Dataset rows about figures

/---

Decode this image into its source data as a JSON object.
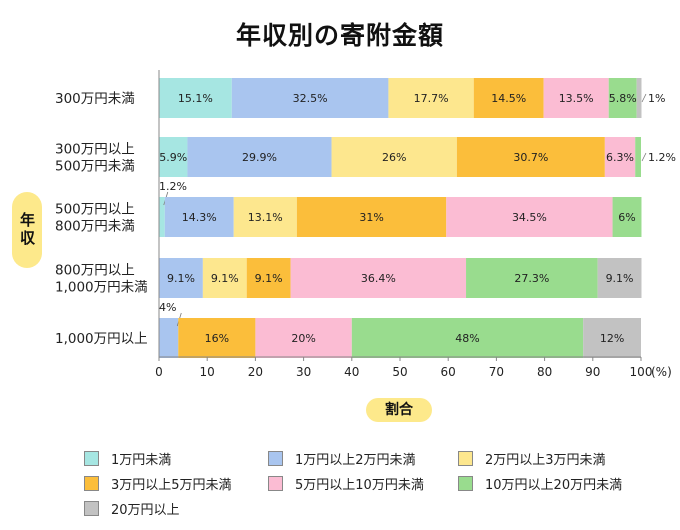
{
  "chart_data": {
    "type": "bar",
    "orientation": "horizontal",
    "stacked": true,
    "title": "年収別の寄附金額",
    "ylabel": "年収",
    "xlabel": "割合",
    "xlim": [
      0,
      100
    ],
    "xticks": [
      "0",
      "10",
      "20",
      "30",
      "40",
      "50",
      "60",
      "70",
      "80",
      "90",
      "100"
    ],
    "xunit": "(%)",
    "categories": [
      [
        "300万円未満"
      ],
      [
        "300万円以上",
        "500万円未満"
      ],
      [
        "500万円以上",
        "800万円未満"
      ],
      [
        "800万円以上",
        "1,000万円未満"
      ],
      [
        "1,000万円以上"
      ]
    ],
    "series": [
      {
        "name": "1万円未満",
        "color": "#a6e6e2",
        "values": [
          15.1,
          5.9,
          1.2,
          0,
          0
        ],
        "labels": [
          "15.1%",
          "5.9%",
          "1.2%",
          "",
          ""
        ]
      },
      {
        "name": "1万円以上2万円未満",
        "color": "#a9c5ef",
        "values": [
          32.5,
          29.9,
          14.3,
          9.1,
          4
        ],
        "labels": [
          "32.5%",
          "29.9%",
          "14.3%",
          "9.1%",
          "4%"
        ]
      },
      {
        "name": "2万円以上3万円未満",
        "color": "#fde78e",
        "values": [
          17.7,
          26,
          13.1,
          9.1,
          0
        ],
        "labels": [
          "17.7%",
          "26%",
          "13.1%",
          "9.1%",
          ""
        ]
      },
      {
        "name": "3万円以上5万円未満",
        "color": "#fbbe3b",
        "values": [
          14.5,
          30.7,
          31,
          9.1,
          16
        ],
        "labels": [
          "14.5%",
          "30.7%",
          "31%",
          "9.1%",
          "16%"
        ]
      },
      {
        "name": "5万円以上10万円未満",
        "color": "#fbbcd3",
        "values": [
          13.5,
          6.3,
          34.5,
          36.4,
          20
        ],
        "labels": [
          "13.5%",
          "6.3%",
          "34.5%",
          "36.4%",
          "20%"
        ]
      },
      {
        "name": "10万円以上20万円未満",
        "color": "#99dc8e",
        "values": [
          5.8,
          1.2,
          6,
          27.3,
          48
        ],
        "labels": [
          "5.8%",
          "1.2%",
          "6%",
          "27.3%",
          "48%"
        ]
      },
      {
        "name": "20万円以上",
        "color": "#c2c2c2",
        "values": [
          1,
          0,
          0,
          9.1,
          12
        ],
        "labels": [
          "1%",
          "",
          "",
          "9.1%",
          "12%"
        ]
      }
    ]
  }
}
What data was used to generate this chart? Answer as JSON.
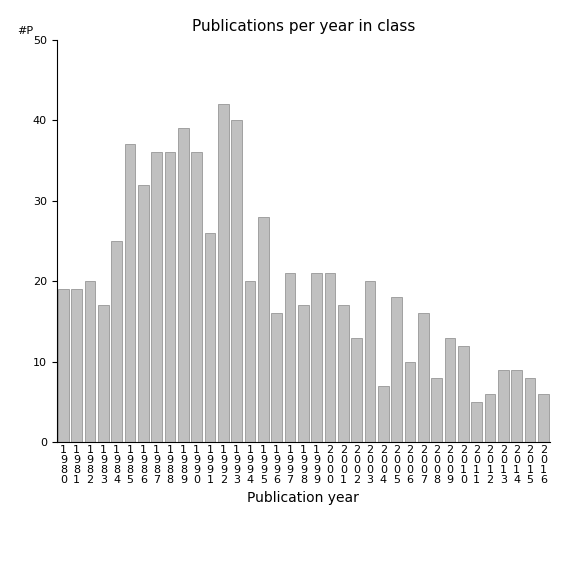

\---

What the task requires: Search the preceding listing for the word "this" and pull out every line that holds it.

Solution:
Decode this image into its source data as a JSON object.
What data was used to generate this chart? Answer as JSON.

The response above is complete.